* START *

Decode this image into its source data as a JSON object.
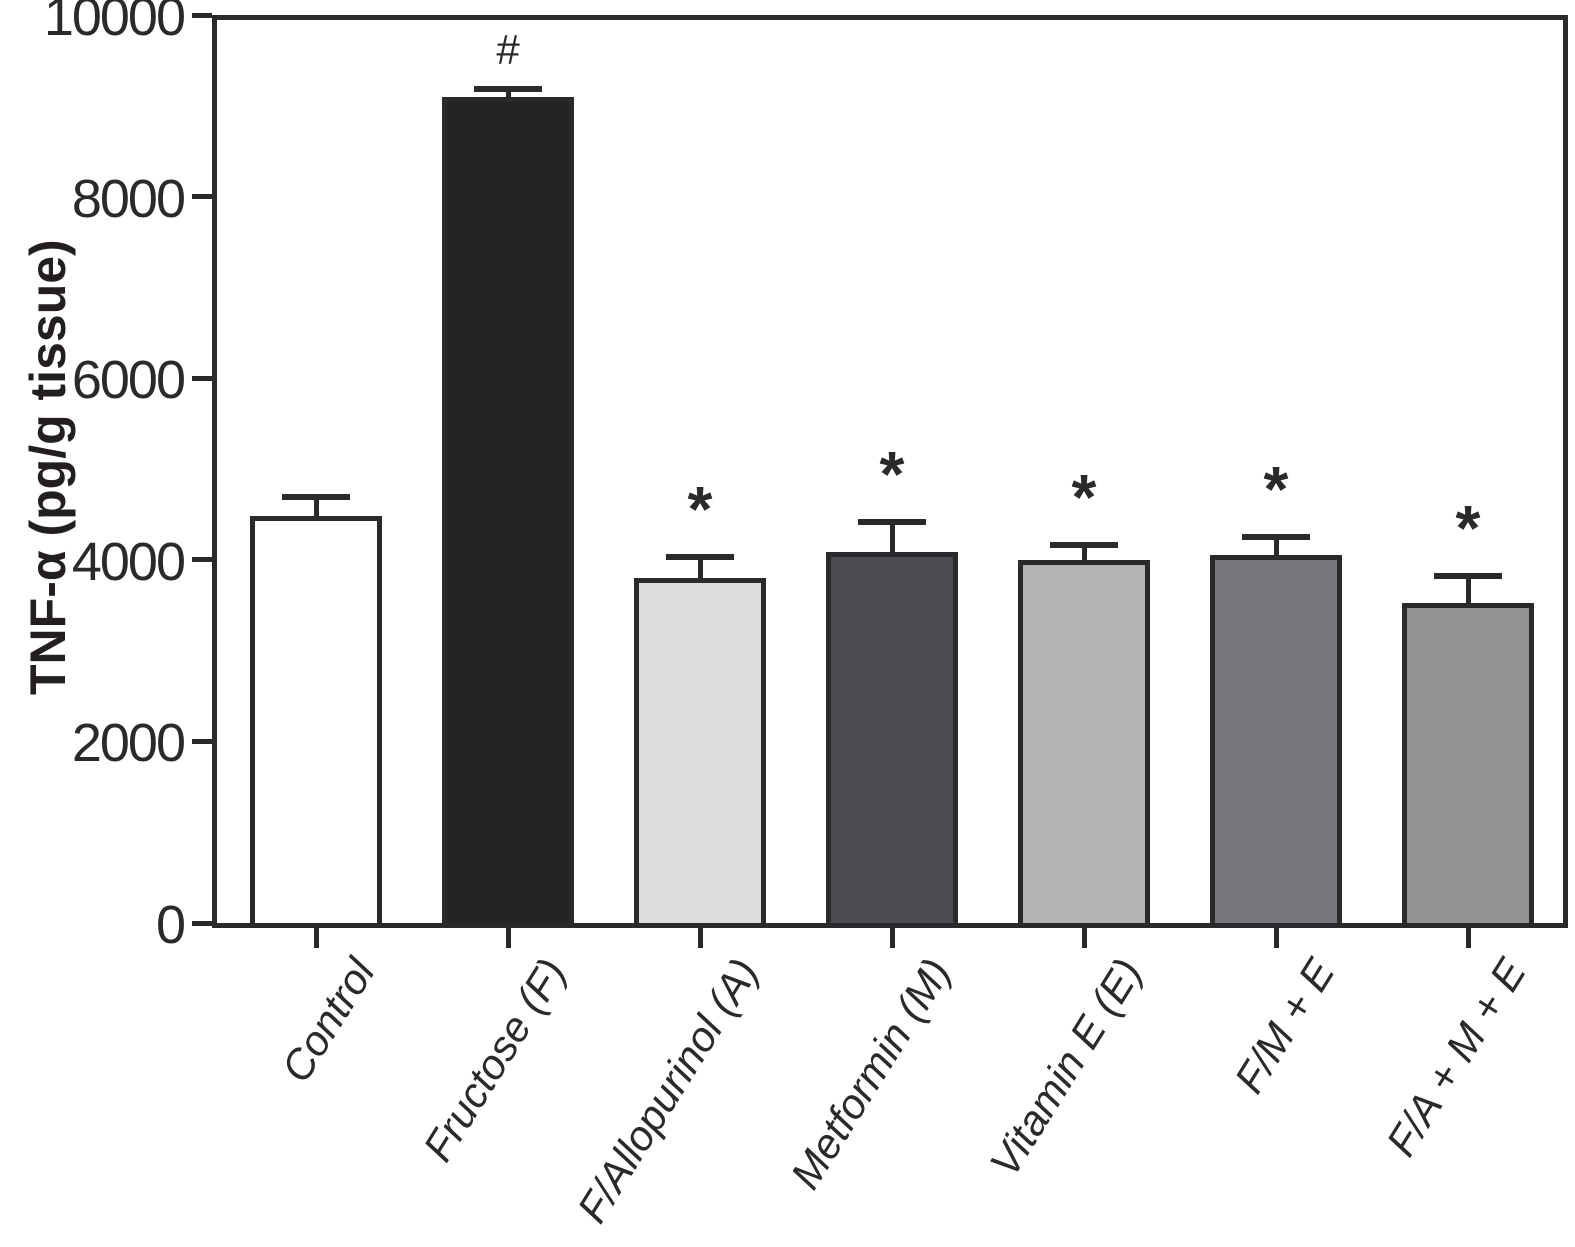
{
  "chart_data": {
    "type": "bar",
    "title": "",
    "xlabel": "",
    "ylabel": "TNF-α (pg/g tissue)",
    "ylim": [
      0,
      10000
    ],
    "yticks": [
      0,
      2000,
      4000,
      6000,
      8000,
      10000
    ],
    "grid": false,
    "legend": "none",
    "categories": [
      "Control",
      "Fructose (F)",
      "F/Allopurinol (A)",
      "Metformin (M)",
      "Vitamin E (E)",
      "F/M + E",
      "F/A + M + E"
    ],
    "values": [
      4480,
      9100,
      3800,
      4090,
      4000,
      4050,
      3520
    ],
    "errors_plus": [
      210,
      80,
      230,
      330,
      160,
      200,
      300
    ],
    "significance_markers": [
      "",
      "#",
      "*",
      "*",
      "*",
      "*",
      "*"
    ],
    "bar_fill_colors": [
      "#ffffff",
      "#252325",
      "#dcdedd",
      "#4a4c4f",
      "#b1b3b5",
      "#75777a",
      "#929496"
    ],
    "bar_edge_color": "#2a2a2c",
    "axis_color": "#2a2a2c"
  }
}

* END *

* **Written task**: Transcribe the full listing above exactly as it stands, minus the pictures.

* **Written solution**:
Decode this image into its source data as a JSON object.
{
  "chart_data": {
    "type": "bar",
    "title": "",
    "xlabel": "",
    "ylabel": "TNF-α (pg/g tissue)",
    "ylim": [
      0,
      10000
    ],
    "yticks": [
      0,
      2000,
      4000,
      6000,
      8000,
      10000
    ],
    "grid": false,
    "legend": "none",
    "categories": [
      "Control",
      "Fructose (F)",
      "F/Allopurinol (A)",
      "Metformin (M)",
      "Vitamin E (E)",
      "F/M + E",
      "F/A + M + E"
    ],
    "values": [
      4480,
      9100,
      3800,
      4090,
      4000,
      4050,
      3520
    ],
    "errors_plus": [
      210,
      80,
      230,
      330,
      160,
      200,
      300
    ],
    "significance_markers": [
      "",
      "#",
      "*",
      "*",
      "*",
      "*",
      "*"
    ],
    "bar_fill_colors": [
      "#ffffff",
      "#252325",
      "#dcdedd",
      "#4a4c4f",
      "#b1b3b5",
      "#75777a",
      "#929496"
    ],
    "bar_edge_color": "#2a2a2c",
    "axis_color": "#2a2a2c"
  }
}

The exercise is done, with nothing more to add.